● **Directive**
Locate the string "view" throughout the material and copy every line in which it occurs.

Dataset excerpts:
____________

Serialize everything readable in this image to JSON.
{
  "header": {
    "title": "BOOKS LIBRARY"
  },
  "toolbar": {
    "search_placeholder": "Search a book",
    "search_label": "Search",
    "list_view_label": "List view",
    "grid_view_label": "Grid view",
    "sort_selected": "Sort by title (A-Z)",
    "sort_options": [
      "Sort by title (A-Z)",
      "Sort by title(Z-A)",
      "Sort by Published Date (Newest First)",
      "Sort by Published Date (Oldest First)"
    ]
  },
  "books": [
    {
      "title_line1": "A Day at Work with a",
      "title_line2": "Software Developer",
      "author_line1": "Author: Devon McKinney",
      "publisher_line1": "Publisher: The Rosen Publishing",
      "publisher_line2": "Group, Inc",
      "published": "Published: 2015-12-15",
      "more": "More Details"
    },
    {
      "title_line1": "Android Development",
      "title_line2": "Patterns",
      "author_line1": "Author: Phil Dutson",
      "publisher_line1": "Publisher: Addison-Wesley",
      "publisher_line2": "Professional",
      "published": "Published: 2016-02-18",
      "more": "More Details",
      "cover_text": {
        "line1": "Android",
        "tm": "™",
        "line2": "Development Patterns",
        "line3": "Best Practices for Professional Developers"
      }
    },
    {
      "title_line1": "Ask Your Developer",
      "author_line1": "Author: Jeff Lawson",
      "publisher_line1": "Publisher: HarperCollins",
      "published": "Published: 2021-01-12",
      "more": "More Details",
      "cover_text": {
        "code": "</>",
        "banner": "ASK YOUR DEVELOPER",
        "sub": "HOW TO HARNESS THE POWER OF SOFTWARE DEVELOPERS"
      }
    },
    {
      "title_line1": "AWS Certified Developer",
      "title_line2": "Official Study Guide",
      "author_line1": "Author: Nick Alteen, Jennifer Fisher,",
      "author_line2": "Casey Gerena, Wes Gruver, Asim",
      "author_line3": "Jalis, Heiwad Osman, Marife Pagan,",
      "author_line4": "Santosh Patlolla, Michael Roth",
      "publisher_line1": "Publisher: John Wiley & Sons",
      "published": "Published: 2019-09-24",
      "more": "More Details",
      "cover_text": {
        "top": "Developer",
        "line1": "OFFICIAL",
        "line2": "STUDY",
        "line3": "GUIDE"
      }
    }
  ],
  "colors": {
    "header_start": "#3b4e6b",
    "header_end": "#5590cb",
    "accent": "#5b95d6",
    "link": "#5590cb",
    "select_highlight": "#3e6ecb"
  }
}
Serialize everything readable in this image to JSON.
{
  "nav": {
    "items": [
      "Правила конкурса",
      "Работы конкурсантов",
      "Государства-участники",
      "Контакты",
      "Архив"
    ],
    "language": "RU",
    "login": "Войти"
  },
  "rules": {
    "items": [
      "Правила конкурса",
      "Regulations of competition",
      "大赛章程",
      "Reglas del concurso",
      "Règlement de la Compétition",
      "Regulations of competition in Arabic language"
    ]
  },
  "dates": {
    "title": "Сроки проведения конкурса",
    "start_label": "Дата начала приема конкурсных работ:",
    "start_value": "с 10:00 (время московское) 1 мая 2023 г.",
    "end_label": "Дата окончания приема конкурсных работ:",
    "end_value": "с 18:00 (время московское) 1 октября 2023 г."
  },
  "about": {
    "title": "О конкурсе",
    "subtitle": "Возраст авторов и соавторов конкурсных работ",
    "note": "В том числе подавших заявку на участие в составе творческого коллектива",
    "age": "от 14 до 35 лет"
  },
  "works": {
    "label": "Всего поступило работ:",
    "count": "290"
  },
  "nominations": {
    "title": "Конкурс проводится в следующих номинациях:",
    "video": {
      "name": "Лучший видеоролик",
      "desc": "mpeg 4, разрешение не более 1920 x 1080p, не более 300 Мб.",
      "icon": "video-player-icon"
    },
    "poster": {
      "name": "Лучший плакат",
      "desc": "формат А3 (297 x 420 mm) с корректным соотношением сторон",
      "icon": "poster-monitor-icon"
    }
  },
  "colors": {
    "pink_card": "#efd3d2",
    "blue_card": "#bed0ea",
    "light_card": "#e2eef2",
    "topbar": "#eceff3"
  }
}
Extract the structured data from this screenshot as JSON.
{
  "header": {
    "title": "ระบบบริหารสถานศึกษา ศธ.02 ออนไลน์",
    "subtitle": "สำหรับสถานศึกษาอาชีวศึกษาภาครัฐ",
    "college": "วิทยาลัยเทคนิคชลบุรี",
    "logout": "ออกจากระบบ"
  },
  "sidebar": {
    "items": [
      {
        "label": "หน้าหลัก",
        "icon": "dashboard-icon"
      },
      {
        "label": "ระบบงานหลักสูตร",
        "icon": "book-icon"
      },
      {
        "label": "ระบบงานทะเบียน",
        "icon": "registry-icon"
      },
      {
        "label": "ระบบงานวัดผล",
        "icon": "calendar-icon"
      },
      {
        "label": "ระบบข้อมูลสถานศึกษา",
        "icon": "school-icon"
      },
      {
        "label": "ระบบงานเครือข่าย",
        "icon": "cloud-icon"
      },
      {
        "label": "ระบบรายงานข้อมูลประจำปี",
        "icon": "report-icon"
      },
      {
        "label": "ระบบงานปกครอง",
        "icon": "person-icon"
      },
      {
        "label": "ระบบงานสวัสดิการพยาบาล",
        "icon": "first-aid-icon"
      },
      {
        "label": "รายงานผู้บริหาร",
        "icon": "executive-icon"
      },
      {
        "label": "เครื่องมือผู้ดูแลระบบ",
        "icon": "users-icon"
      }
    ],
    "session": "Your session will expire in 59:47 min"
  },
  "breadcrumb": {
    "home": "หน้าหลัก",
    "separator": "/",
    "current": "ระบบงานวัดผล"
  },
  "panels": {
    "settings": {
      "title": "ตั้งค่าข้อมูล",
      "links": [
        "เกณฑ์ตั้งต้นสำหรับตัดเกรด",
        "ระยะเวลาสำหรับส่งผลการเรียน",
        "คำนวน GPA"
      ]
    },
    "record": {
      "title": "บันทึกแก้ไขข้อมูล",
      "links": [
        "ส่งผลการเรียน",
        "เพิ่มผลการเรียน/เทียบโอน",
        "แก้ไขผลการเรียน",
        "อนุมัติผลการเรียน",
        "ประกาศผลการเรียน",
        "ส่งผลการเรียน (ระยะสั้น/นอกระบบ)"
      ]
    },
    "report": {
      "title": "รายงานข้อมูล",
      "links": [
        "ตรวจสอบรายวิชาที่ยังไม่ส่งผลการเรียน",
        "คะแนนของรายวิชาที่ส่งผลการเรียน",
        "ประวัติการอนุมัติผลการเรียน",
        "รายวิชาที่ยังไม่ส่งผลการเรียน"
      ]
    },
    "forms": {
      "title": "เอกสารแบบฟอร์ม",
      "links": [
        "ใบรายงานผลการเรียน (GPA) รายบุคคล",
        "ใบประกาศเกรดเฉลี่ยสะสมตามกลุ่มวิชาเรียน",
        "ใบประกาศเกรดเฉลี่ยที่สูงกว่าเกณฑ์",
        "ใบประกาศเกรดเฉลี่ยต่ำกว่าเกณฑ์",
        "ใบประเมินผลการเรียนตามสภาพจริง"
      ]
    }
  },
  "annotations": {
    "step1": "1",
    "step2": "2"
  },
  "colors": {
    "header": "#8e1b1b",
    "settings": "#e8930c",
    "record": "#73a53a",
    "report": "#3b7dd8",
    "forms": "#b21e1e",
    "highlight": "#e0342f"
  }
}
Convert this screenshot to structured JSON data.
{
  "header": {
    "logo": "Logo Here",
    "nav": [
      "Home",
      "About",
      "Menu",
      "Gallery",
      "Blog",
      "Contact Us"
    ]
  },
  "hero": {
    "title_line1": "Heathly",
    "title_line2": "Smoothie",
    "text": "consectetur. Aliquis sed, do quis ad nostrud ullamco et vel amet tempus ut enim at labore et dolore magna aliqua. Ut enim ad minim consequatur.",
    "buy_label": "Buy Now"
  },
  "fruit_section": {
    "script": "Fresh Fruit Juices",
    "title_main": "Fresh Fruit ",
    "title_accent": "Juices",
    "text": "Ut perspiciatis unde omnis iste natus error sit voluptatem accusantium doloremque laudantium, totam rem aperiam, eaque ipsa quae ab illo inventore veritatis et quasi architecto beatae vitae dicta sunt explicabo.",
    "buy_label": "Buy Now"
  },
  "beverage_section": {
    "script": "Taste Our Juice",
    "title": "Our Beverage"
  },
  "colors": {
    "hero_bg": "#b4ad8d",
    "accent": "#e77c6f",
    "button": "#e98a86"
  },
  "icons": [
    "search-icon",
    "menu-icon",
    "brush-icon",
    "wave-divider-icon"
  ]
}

____________

● **Full output**
    "list_view_label": "List view",
    "grid_view_label": "Grid view",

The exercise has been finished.